(Instructions for the task):
Using the data below, tally the lines that include the string "your". Only the number is wanted.

[Dataset excerpts]
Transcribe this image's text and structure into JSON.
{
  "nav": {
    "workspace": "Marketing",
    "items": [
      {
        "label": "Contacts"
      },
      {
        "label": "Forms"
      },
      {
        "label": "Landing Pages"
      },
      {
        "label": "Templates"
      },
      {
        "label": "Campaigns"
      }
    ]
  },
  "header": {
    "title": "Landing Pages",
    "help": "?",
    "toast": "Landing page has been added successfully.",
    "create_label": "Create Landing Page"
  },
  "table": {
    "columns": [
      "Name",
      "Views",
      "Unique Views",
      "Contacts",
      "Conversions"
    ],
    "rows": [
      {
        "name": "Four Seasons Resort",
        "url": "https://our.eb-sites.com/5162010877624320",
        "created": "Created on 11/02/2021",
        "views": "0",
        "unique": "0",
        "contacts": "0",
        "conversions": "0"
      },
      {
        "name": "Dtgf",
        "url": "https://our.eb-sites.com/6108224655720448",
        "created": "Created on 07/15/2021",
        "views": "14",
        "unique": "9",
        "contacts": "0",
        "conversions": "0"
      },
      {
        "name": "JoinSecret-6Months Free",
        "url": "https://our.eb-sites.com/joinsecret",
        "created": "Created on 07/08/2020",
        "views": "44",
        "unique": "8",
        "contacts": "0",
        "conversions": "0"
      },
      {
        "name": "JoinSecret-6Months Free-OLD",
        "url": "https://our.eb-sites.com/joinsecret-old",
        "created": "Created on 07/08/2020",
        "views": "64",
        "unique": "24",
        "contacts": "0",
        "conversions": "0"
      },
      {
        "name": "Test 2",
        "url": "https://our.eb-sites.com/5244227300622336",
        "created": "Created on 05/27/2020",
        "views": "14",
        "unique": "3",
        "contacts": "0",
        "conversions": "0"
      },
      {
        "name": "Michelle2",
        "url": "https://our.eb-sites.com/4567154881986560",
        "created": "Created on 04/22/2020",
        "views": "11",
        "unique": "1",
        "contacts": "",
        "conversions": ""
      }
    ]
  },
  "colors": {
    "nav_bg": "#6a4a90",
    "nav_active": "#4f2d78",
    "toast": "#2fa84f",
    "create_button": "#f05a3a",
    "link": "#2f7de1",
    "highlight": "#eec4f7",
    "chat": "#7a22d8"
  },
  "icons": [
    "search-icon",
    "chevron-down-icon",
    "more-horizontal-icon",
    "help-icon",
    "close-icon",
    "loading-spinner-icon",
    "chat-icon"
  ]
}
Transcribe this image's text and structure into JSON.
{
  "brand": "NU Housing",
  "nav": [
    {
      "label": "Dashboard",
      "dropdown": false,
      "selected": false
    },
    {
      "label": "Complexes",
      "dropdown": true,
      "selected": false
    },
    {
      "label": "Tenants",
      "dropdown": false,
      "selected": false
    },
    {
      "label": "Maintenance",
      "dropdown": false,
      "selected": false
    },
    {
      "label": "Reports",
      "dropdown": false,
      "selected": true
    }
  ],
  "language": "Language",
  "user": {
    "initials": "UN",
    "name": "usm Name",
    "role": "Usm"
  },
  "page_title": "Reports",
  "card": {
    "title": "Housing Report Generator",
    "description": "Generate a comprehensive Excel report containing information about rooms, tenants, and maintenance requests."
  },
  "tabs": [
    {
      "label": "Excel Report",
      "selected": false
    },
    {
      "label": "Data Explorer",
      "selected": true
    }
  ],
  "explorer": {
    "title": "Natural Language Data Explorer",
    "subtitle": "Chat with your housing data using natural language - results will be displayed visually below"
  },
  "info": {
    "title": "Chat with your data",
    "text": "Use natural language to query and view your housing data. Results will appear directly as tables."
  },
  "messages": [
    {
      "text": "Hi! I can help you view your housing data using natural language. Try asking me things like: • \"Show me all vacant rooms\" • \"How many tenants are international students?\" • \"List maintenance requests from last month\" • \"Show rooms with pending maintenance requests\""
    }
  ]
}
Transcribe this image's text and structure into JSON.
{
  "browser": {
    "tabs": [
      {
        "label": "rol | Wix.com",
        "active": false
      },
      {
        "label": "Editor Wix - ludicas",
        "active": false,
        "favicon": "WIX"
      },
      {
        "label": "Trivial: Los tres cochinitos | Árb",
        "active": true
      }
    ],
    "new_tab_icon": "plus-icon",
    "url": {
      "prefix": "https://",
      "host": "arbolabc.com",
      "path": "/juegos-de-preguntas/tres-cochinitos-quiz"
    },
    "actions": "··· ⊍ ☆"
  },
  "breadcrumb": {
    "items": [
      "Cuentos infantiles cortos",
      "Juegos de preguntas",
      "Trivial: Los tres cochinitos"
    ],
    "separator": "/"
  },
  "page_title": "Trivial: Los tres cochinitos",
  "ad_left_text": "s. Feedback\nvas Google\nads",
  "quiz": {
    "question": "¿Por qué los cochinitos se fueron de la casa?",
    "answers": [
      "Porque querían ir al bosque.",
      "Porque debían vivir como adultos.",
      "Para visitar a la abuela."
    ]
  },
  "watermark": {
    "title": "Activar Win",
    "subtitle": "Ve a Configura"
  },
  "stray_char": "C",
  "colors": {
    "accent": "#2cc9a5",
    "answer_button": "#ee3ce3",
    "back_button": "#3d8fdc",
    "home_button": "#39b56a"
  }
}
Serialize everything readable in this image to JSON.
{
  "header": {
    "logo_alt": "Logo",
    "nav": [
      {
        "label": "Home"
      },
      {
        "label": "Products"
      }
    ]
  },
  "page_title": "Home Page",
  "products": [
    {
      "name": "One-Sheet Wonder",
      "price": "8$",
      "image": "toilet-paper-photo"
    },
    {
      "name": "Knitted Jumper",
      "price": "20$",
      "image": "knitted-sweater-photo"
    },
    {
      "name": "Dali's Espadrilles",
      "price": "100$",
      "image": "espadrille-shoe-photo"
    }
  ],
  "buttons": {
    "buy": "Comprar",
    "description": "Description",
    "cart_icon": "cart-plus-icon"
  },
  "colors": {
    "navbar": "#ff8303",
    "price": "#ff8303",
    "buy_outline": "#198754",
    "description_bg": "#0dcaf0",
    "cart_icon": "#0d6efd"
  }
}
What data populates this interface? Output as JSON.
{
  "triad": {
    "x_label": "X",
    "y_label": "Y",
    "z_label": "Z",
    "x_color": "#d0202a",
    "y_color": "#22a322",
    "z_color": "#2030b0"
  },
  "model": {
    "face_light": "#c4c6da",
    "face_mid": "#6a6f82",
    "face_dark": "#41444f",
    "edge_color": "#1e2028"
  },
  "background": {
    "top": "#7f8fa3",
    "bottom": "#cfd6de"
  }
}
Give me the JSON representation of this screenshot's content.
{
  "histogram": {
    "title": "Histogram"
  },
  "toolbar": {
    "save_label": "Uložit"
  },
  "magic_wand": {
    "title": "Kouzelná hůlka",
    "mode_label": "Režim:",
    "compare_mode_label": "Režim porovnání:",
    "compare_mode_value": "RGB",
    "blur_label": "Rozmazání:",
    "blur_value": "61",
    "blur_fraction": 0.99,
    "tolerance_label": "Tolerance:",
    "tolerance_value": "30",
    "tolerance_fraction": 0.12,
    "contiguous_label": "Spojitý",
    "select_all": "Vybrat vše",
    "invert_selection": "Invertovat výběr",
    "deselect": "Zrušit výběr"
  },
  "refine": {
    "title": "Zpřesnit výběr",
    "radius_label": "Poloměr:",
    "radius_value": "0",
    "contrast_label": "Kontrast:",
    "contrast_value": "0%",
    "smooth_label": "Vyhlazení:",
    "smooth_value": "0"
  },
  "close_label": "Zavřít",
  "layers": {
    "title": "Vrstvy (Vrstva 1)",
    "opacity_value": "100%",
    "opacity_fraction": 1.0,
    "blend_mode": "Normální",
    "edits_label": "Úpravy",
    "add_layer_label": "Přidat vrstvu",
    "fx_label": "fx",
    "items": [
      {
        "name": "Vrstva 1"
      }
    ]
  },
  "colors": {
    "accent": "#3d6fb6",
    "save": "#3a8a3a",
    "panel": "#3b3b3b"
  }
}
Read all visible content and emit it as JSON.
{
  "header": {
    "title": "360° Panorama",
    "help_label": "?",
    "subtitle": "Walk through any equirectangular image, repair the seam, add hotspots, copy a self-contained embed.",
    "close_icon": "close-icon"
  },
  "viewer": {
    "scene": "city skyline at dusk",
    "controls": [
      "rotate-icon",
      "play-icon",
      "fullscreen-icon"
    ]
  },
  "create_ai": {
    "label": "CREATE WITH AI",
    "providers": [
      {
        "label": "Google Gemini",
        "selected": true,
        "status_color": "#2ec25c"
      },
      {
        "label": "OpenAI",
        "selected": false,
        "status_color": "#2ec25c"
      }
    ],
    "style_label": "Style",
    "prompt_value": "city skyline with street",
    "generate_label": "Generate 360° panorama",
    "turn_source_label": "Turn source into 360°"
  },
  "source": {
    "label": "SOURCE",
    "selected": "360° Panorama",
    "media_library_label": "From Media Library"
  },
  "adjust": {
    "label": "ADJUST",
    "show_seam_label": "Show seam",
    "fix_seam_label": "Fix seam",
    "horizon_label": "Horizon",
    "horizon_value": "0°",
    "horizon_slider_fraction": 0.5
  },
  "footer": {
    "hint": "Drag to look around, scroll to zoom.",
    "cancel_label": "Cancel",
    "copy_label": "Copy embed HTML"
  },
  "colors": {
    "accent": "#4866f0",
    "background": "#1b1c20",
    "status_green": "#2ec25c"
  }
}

(Final result):
4